Saved entries:

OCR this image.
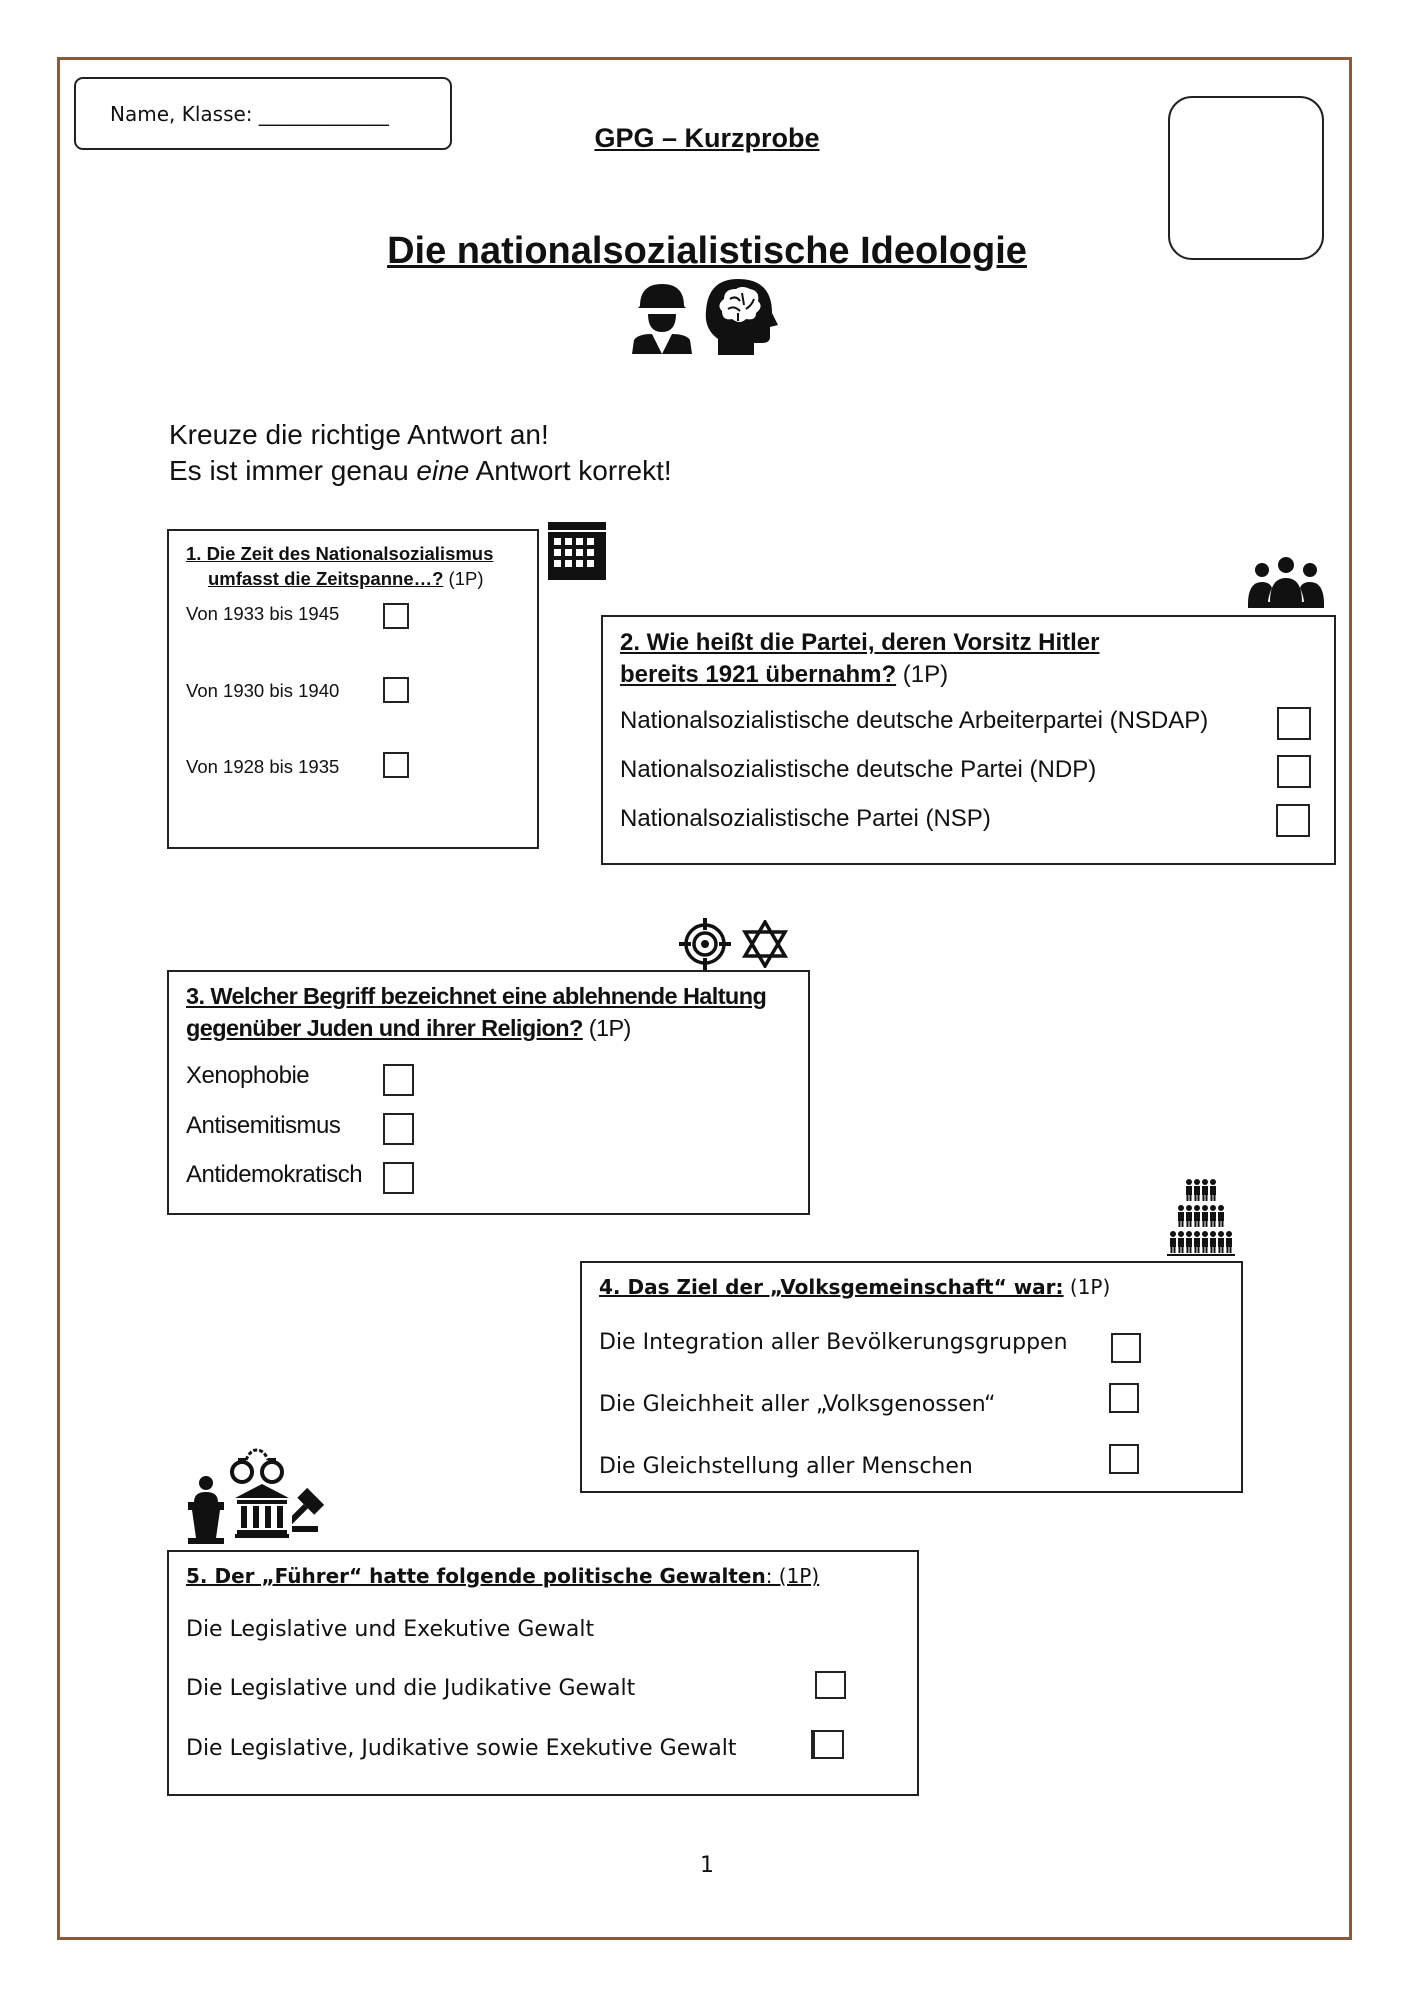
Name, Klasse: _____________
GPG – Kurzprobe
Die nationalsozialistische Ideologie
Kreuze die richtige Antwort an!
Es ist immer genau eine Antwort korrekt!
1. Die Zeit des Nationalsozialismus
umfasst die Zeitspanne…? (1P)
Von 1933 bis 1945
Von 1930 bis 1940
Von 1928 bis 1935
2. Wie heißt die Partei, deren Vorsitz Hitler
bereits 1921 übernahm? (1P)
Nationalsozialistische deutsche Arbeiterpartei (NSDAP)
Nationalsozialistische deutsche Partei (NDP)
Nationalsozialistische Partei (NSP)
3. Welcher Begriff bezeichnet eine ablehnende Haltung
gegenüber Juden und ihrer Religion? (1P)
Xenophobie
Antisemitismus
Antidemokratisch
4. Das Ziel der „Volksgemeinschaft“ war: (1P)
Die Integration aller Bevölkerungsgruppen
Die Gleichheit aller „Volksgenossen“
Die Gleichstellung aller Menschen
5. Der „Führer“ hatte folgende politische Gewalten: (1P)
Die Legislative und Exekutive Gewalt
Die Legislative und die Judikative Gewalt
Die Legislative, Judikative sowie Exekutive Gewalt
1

...

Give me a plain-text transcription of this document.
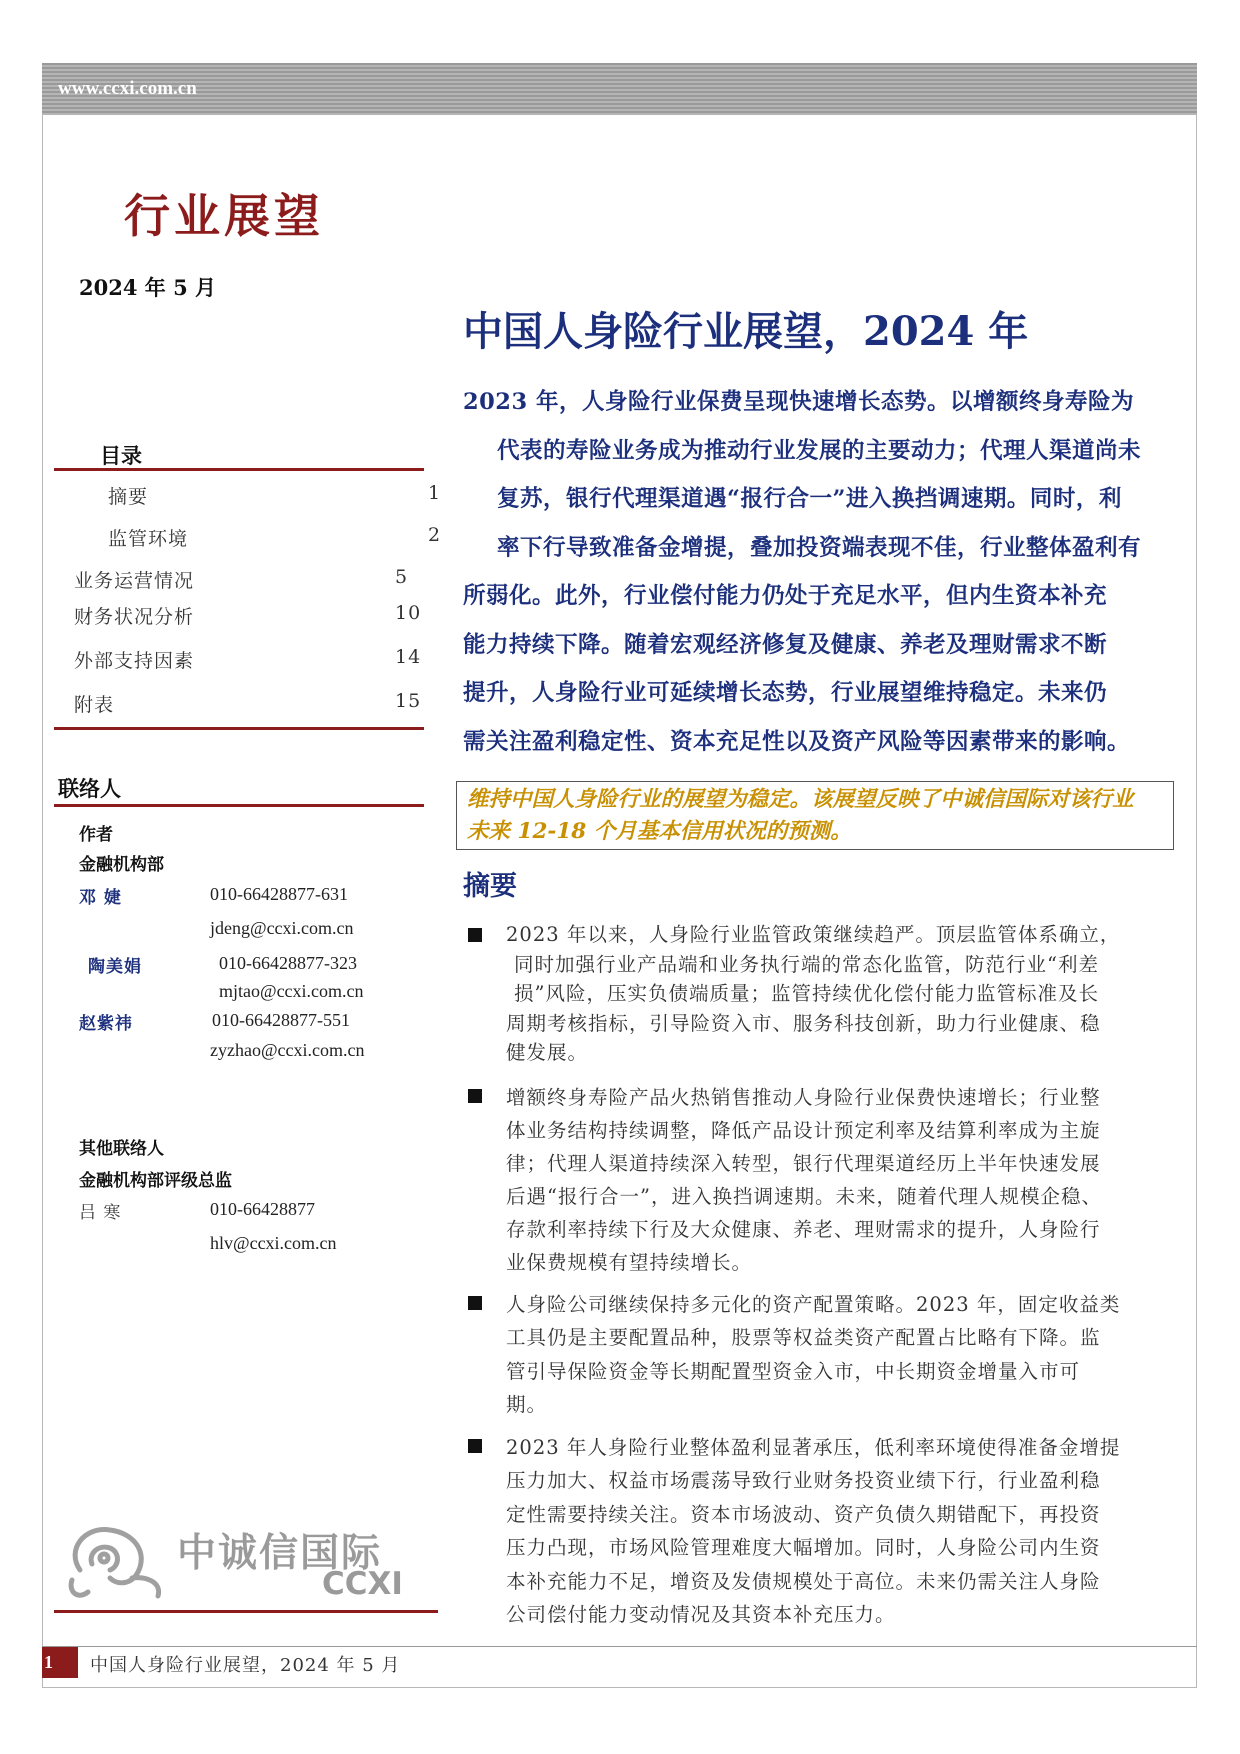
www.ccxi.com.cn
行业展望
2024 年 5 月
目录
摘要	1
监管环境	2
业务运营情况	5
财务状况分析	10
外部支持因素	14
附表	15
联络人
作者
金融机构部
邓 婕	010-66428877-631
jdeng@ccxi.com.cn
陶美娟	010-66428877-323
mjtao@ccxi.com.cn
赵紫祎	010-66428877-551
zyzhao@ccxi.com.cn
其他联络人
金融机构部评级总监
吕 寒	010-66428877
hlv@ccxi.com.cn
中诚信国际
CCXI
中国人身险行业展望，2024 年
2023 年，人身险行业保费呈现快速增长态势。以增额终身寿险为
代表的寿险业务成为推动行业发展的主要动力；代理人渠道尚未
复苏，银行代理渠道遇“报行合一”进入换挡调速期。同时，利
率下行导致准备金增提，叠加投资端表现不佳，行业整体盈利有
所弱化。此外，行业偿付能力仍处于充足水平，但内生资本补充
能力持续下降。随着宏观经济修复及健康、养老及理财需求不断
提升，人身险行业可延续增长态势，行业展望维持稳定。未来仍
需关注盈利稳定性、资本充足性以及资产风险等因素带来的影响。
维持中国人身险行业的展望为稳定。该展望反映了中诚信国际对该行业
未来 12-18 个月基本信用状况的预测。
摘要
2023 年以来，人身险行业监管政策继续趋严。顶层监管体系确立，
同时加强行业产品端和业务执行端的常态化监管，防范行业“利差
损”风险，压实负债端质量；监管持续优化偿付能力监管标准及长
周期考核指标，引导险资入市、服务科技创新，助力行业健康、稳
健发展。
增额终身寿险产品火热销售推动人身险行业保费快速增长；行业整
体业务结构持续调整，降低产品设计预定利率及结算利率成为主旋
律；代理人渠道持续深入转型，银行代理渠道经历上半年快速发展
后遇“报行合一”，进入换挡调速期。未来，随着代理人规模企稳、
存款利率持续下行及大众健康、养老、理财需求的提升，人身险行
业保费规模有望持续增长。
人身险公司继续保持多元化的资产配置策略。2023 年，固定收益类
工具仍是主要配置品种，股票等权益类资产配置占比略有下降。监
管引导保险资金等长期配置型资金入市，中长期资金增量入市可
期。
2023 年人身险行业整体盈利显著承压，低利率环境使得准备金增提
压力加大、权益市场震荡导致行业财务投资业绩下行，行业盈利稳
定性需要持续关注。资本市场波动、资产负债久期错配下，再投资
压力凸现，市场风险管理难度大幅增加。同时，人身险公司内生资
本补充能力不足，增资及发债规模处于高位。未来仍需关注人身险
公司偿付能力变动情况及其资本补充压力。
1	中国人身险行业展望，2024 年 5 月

Request: Identify every line holding the word "Antwort" and copy it out.

Expected answer:
Kreuze die richtige Antwort an!
Es ist immer genau eine Antwort korrekt!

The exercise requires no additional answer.